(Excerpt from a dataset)
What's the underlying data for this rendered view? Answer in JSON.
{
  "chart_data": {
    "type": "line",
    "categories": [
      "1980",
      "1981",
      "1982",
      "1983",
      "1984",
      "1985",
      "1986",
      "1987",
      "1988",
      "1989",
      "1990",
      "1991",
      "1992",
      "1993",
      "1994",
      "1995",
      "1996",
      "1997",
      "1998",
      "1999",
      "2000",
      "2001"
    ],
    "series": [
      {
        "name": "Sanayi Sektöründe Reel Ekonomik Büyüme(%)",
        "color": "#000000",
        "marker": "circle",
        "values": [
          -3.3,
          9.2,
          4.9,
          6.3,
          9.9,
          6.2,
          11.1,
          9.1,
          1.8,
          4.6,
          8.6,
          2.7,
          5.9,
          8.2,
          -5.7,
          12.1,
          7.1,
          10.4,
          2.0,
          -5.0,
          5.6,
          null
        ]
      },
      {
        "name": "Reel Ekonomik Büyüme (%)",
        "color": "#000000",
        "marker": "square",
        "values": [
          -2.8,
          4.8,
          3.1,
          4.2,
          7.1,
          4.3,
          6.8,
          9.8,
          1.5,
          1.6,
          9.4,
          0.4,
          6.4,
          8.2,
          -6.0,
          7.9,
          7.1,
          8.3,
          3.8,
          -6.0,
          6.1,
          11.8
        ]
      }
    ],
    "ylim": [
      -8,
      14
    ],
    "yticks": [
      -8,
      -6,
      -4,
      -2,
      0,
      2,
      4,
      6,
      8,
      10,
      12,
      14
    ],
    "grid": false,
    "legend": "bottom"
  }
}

Objective: Output the listing above without altering a single character.

Solved problem:
What's the underlying data for this rendered view? Answer in JSON.
{
  "chart_data": {
    "type": "line",
    "categories": [
      "1980",
      "1981",
      "1982",
      "1983",
      "1984",
      "1985",
      "1986",
      "1987",
      "1988",
      "1989",
      "1990",
      "1991",
      "1992",
      "1993",
      "1994",
      "1995",
      "1996",
      "1997",
      "1998",
      "1999",
      "2000",
      "2001"
    ],
    "series": [
      {
        "name": "Sanayi Sektöründe Reel Ekonomik Büyüme(%)",
        "color": "#000000",
        "marker": "circle",
        "values": [
          -3.3,
          9.2,
          4.9,
          6.3,
          9.9,
          6.2,
          11.1,
          9.1,
          1.8,
          4.6,
          8.6,
          2.7,
          5.9,
          8.2,
          -5.7,
          12.1,
          7.1,
          10.4,
          2.0,
          -5.0,
          5.6,
          null
        ]
      },
      {
        "name": "Reel Ekonomik Büyüme (%)",
        "color": "#000000",
        "marker": "square",
        "values": [
          -2.8,
          4.8,
          3.1,
          4.2,
          7.1,
          4.3,
          6.8,
          9.8,
          1.5,
          1.6,
          9.4,
          0.4,
          6.4,
          8.2,
          -6.0,
          7.9,
          7.1,
          8.3,
          3.8,
          -6.0,
          6.1,
          11.8
        ]
      }
    ],
    "ylim": [
      -8,
      14
    ],
    "yticks": [
      -8,
      -6,
      -4,
      -2,
      0,
      2,
      4,
      6,
      8,
      10,
      12,
      14
    ],
    "grid": false,
    "legend": "bottom"
  }
}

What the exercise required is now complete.